Your instructions
From the entries below, report how many lines contain the string "JSON". Give only that number.

Listed records

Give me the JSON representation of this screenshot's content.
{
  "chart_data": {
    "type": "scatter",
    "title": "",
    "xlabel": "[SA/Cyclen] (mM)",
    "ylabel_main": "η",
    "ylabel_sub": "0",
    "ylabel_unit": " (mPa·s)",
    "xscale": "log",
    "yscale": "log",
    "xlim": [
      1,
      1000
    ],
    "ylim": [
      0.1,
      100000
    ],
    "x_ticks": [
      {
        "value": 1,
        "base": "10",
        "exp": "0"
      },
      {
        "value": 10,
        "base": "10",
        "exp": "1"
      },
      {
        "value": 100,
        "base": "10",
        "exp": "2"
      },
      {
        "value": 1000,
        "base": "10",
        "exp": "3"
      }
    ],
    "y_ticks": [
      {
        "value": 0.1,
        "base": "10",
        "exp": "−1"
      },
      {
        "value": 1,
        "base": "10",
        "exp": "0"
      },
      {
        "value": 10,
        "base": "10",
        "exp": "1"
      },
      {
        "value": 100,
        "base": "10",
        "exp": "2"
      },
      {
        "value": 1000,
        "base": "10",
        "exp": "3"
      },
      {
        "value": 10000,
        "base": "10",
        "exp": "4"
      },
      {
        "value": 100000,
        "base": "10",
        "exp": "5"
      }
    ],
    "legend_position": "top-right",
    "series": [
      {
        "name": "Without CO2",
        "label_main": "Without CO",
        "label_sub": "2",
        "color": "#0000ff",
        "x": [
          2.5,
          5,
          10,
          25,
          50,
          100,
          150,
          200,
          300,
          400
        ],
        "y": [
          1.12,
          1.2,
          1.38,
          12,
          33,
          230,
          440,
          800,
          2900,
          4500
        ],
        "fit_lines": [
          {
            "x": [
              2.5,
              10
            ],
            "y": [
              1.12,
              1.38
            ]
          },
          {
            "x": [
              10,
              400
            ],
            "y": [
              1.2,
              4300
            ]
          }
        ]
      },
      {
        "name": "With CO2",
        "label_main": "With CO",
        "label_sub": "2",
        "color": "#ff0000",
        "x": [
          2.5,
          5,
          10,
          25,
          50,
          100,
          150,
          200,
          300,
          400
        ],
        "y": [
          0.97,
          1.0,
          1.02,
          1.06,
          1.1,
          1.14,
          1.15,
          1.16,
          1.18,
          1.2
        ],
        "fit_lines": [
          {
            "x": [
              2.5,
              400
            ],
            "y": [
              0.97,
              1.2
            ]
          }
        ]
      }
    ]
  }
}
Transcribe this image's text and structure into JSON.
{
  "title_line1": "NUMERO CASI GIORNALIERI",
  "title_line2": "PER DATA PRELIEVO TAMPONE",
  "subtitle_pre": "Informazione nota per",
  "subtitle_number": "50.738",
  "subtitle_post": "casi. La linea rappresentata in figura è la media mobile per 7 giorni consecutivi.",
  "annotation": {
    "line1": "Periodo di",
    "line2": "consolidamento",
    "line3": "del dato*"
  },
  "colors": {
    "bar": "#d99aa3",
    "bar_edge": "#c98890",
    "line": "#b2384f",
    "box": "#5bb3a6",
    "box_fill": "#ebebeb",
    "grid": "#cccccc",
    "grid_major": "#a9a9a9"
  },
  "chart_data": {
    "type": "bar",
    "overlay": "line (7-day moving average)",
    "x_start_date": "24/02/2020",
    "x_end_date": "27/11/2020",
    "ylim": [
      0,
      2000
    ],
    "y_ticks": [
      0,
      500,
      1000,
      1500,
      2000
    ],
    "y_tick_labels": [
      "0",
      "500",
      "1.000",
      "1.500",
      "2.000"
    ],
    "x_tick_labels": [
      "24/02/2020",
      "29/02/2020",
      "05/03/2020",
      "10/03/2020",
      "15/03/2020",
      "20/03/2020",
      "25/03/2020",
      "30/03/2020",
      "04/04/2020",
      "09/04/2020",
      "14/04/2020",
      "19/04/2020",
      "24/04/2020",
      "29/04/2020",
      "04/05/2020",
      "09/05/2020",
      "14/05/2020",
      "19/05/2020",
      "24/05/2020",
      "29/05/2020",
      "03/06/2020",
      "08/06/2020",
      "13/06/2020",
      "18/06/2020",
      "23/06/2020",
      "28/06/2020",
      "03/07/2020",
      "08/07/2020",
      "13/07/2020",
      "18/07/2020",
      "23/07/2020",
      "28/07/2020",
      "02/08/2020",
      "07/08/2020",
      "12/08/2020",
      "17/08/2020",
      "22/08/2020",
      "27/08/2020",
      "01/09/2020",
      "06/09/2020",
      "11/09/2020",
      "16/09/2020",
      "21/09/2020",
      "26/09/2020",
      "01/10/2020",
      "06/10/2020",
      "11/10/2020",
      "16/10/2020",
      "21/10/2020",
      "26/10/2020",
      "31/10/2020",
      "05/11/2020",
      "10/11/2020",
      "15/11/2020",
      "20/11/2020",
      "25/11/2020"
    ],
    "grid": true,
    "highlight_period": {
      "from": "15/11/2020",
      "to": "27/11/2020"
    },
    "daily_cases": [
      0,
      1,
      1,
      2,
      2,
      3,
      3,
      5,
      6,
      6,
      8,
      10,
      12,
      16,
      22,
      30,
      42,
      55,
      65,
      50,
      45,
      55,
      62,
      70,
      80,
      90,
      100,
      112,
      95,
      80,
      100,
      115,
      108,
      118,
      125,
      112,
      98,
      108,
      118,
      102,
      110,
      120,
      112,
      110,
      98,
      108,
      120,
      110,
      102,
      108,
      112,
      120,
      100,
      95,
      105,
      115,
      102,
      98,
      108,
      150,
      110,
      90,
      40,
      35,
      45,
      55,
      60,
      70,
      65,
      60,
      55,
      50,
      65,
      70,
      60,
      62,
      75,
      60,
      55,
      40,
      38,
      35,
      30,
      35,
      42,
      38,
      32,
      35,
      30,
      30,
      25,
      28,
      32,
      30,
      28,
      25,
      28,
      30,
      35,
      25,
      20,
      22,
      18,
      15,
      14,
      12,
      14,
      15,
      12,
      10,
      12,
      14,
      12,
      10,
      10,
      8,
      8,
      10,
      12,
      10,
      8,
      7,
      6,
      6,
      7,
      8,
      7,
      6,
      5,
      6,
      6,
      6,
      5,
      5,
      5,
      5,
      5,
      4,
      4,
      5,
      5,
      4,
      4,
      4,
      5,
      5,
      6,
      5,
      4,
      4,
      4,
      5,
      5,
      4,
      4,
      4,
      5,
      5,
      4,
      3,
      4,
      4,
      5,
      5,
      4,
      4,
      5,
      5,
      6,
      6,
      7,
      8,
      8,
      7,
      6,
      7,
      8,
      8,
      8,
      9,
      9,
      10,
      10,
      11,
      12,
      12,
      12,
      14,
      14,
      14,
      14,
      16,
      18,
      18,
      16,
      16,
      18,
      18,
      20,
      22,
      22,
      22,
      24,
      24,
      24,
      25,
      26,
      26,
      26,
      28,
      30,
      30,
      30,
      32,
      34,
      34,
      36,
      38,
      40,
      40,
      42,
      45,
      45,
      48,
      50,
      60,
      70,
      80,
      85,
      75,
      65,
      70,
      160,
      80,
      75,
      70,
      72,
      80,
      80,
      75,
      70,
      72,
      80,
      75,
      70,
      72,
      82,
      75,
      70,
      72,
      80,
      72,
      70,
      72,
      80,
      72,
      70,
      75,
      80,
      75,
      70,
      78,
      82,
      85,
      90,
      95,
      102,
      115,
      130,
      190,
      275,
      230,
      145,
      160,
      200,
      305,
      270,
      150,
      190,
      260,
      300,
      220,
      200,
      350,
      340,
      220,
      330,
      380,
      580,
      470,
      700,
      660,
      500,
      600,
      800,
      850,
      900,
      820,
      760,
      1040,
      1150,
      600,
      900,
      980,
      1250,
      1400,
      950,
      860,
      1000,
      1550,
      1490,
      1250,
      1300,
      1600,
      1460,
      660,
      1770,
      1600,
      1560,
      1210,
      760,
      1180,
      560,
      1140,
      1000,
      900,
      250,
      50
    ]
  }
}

Task response
2